Set problem >>
Copy out each line exactly as it appears.

Provided material >>

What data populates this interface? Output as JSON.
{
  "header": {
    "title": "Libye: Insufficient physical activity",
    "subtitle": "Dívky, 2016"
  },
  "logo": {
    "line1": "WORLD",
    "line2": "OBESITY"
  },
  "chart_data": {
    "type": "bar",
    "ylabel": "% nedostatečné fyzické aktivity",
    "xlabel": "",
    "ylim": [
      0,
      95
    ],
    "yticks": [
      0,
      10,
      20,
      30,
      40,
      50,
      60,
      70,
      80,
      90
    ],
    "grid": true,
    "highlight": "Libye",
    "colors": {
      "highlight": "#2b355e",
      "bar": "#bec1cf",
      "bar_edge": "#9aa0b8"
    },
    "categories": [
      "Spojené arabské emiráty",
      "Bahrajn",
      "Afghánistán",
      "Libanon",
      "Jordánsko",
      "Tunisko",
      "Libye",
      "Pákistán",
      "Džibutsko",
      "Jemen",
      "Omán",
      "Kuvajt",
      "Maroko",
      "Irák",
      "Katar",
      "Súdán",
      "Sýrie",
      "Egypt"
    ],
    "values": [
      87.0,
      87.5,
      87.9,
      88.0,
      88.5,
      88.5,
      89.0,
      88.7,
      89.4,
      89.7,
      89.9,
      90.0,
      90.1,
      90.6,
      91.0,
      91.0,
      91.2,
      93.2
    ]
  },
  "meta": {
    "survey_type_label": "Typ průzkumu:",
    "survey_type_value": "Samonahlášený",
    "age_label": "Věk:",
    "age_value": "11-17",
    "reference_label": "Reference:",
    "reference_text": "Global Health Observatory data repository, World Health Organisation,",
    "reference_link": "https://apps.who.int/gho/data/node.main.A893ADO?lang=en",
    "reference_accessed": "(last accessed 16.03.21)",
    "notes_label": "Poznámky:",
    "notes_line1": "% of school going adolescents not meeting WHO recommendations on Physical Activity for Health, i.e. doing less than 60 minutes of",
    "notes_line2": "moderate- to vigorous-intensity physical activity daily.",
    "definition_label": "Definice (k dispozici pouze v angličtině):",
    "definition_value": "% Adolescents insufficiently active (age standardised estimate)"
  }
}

Response >>
What data populates this interface? Output as JSON.
{
  "header": {
    "title": "Libye: Insufficient physical activity",
    "subtitle": "Dívky, 2016"
  },
  "logo": {
    "line1": "WORLD",
    "line2": "OBESITY"
  },
  "chart_data": {
    "type": "bar",
    "ylabel": "% nedostatečné fyzické aktivity",
    "xlabel": "",
    "ylim": [
      0,
      95
    ],
    "yticks": [
      0,
      10,
      20,
      30,
      40,
      50,
      60,
      70,
      80,
      90
    ],
    "grid": true,
    "highlight": "Libye",
    "colors": {
      "highlight": "#2b355e",
      "bar": "#bec1cf",
      "bar_edge": "#9aa0b8"
    },
    "categories": [
      "Spojené arabské emiráty",
      "Bahrajn",
      "Afghánistán",
      "Libanon",
      "Jordánsko",
      "Tunisko",
      "Libye",
      "Pákistán",
      "Džibutsko",
      "Jemen",
      "Omán",
      "Kuvajt",
      "Maroko",
      "Irák",
      "Katar",
      "Súdán",
      "Sýrie",
      "Egypt"
    ],
    "values": [
      87.0,
      87.5,
      87.9,
      88.0,
      88.5,
      88.5,
      89.0,
      88.7,
      89.4,
      89.7,
      89.9,
      90.0,
      90.1,
      90.6,
      91.0,
      91.0,
      91.2,
      93.2
    ]
  },
  "meta": {
    "survey_type_label": "Typ průzkumu:",
    "survey_type_value": "Samonahlášený",
    "age_label": "Věk:",
    "age_value": "11-17",
    "reference_label": "Reference:",
    "reference_text": "Global Health Observatory data repository, World Health Organisation,",
    "reference_link": "https://apps.who.int/gho/data/node.main.A893ADO?lang=en",
    "reference_accessed": "(last accessed 16.03.21)",
    "notes_label": "Poznámky:",
    "notes_line1": "% of school going adolescents not meeting WHO recommendations on Physical Activity for Health, i.e. doing less than 60 minutes of",
    "notes_line2": "moderate- to vigorous-intensity physical activity daily.",
    "definition_label": "Definice (k dispozici pouze v angličtině):",
    "definition_value": "% Adolescents insufficiently active (age standardised estimate)"
  }
}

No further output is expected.